>> BEGIN
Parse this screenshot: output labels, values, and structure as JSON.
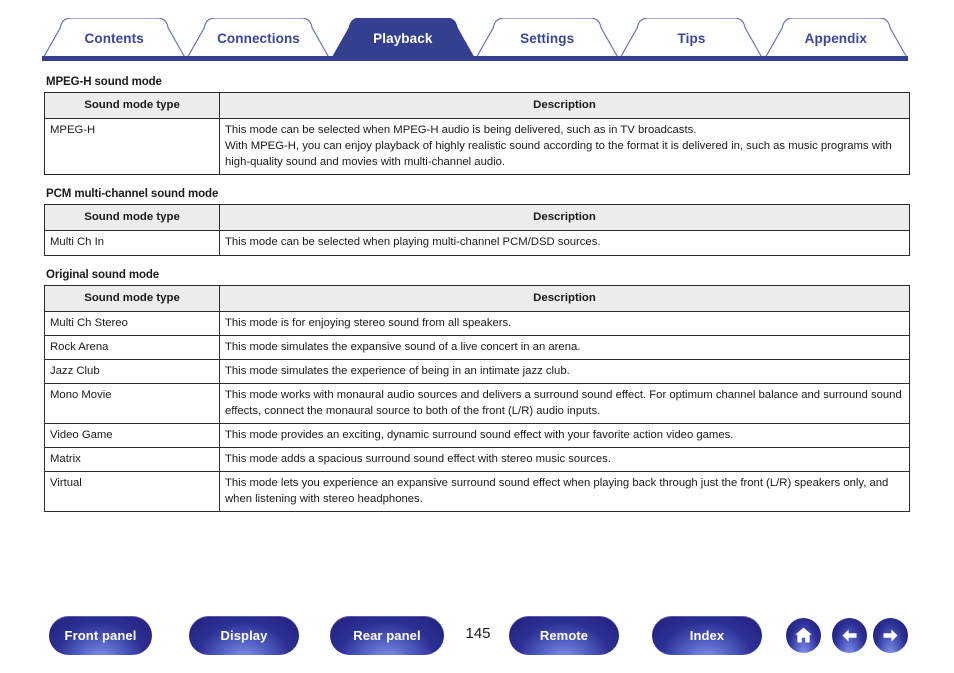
{
  "tabs": [
    {
      "label": "Contents",
      "active": false
    },
    {
      "label": "Connections",
      "active": false
    },
    {
      "label": "Playback",
      "active": true
    },
    {
      "label": "Settings",
      "active": false
    },
    {
      "label": "Tips",
      "active": false
    },
    {
      "label": "Appendix",
      "active": false
    }
  ],
  "columns": {
    "type": "Sound mode type",
    "description": "Description"
  },
  "sections": [
    {
      "title": "MPEG-H sound mode",
      "rows": [
        {
          "type": "MPEG-H",
          "lines": [
            "This mode can be selected when MPEG-H audio is being delivered, such as in TV broadcasts.",
            "With MPEG-H, you can enjoy playback of highly realistic sound according to the format it is delivered in, such as music programs with high-quality sound and movies with multi-channel audio."
          ]
        }
      ]
    },
    {
      "title": "PCM multi-channel sound mode",
      "rows": [
        {
          "type": "Multi Ch In",
          "lines": [
            "This mode can be selected when playing multi-channel PCM/DSD sources."
          ]
        }
      ]
    },
    {
      "title": "Original sound mode",
      "rows": [
        {
          "type": "Multi Ch Stereo",
          "lines": [
            "This mode is for enjoying stereo sound from all speakers."
          ]
        },
        {
          "type": "Rock Arena",
          "lines": [
            "This mode simulates the expansive sound of a live concert in an arena."
          ]
        },
        {
          "type": "Jazz Club",
          "lines": [
            "This mode simulates the experience of being in an intimate jazz club."
          ]
        },
        {
          "type": "Mono Movie",
          "lines": [
            "This mode works with monaural audio sources and delivers a surround sound effect. For optimum channel balance and surround sound effects, connect the monaural source to both of the front (L/R) audio inputs."
          ]
        },
        {
          "type": "Video Game",
          "lines": [
            "This mode provides an exciting, dynamic surround sound effect with your favorite action video games."
          ]
        },
        {
          "type": "Matrix",
          "lines": [
            "This mode adds a spacious surround sound effect with stereo music sources."
          ]
        },
        {
          "type": "Virtual",
          "lines": [
            "This mode lets you experience an expansive surround sound effect when playing back through just the front (L/R) speakers only, and when listening with stereo headphones."
          ]
        }
      ]
    }
  ],
  "footer": {
    "buttons": [
      {
        "label": "Front panel"
      },
      {
        "label": "Display"
      },
      {
        "label": "Rear panel"
      },
      {
        "label": "Remote"
      },
      {
        "label": "Index"
      }
    ],
    "page_number": "145",
    "icons": [
      {
        "name": "home-icon"
      },
      {
        "name": "arrow-left-icon"
      },
      {
        "name": "arrow-right-icon"
      }
    ]
  },
  "colors": {
    "brand_blue": "#353f8f",
    "tab_text": "#3b45a0",
    "header_fill": "#ececec"
  }
}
>> END
TASK TO CARRY OUT: Copy out all the entries exactly. Images stay out of the copy.

RESULT OF THE TASK:
Parse this screenshot: output labels, values, and structure as JSON.
{
  "tabs": [
    {
      "label": "Contents",
      "active": false
    },
    {
      "label": "Connections",
      "active": false
    },
    {
      "label": "Playback",
      "active": true
    },
    {
      "label": "Settings",
      "active": false
    },
    {
      "label": "Tips",
      "active": false
    },
    {
      "label": "Appendix",
      "active": false
    }
  ],
  "columns": {
    "type": "Sound mode type",
    "description": "Description"
  },
  "sections": [
    {
      "title": "MPEG-H sound mode",
      "rows": [
        {
          "type": "MPEG-H",
          "lines": [
            "This mode can be selected when MPEG-H audio is being delivered, such as in TV broadcasts.",
            "With MPEG-H, you can enjoy playback of highly realistic sound according to the format it is delivered in, such as music programs with high-quality sound and movies with multi-channel audio."
          ]
        }
      ]
    },
    {
      "title": "PCM multi-channel sound mode",
      "rows": [
        {
          "type": "Multi Ch In",
          "lines": [
            "This mode can be selected when playing multi-channel PCM/DSD sources."
          ]
        }
      ]
    },
    {
      "title": "Original sound mode",
      "rows": [
        {
          "type": "Multi Ch Stereo",
          "lines": [
            "This mode is for enjoying stereo sound from all speakers."
          ]
        },
        {
          "type": "Rock Arena",
          "lines": [
            "This mode simulates the expansive sound of a live concert in an arena."
          ]
        },
        {
          "type": "Jazz Club",
          "lines": [
            "This mode simulates the experience of being in an intimate jazz club."
          ]
        },
        {
          "type": "Mono Movie",
          "lines": [
            "This mode works with monaural audio sources and delivers a surround sound effect. For optimum channel balance and surround sound effects, connect the monaural source to both of the front (L/R) audio inputs."
          ]
        },
        {
          "type": "Video Game",
          "lines": [
            "This mode provides an exciting, dynamic surround sound effect with your favorite action video games."
          ]
        },
        {
          "type": "Matrix",
          "lines": [
            "This mode adds a spacious surround sound effect with stereo music sources."
          ]
        },
        {
          "type": "Virtual",
          "lines": [
            "This mode lets you experience an expansive surround sound effect when playing back through just the front (L/R) speakers only, and when listening with stereo headphones."
          ]
        }
      ]
    }
  ],
  "footer": {
    "buttons": [
      {
        "label": "Front panel"
      },
      {
        "label": "Display"
      },
      {
        "label": "Rear panel"
      },
      {
        "label": "Remote"
      },
      {
        "label": "Index"
      }
    ],
    "page_number": "145",
    "icons": [
      {
        "name": "home-icon"
      },
      {
        "name": "arrow-left-icon"
      },
      {
        "name": "arrow-right-icon"
      }
    ]
  },
  "colors": {
    "brand_blue": "#353f8f",
    "tab_text": "#3b45a0",
    "header_fill": "#ececec"
  }
}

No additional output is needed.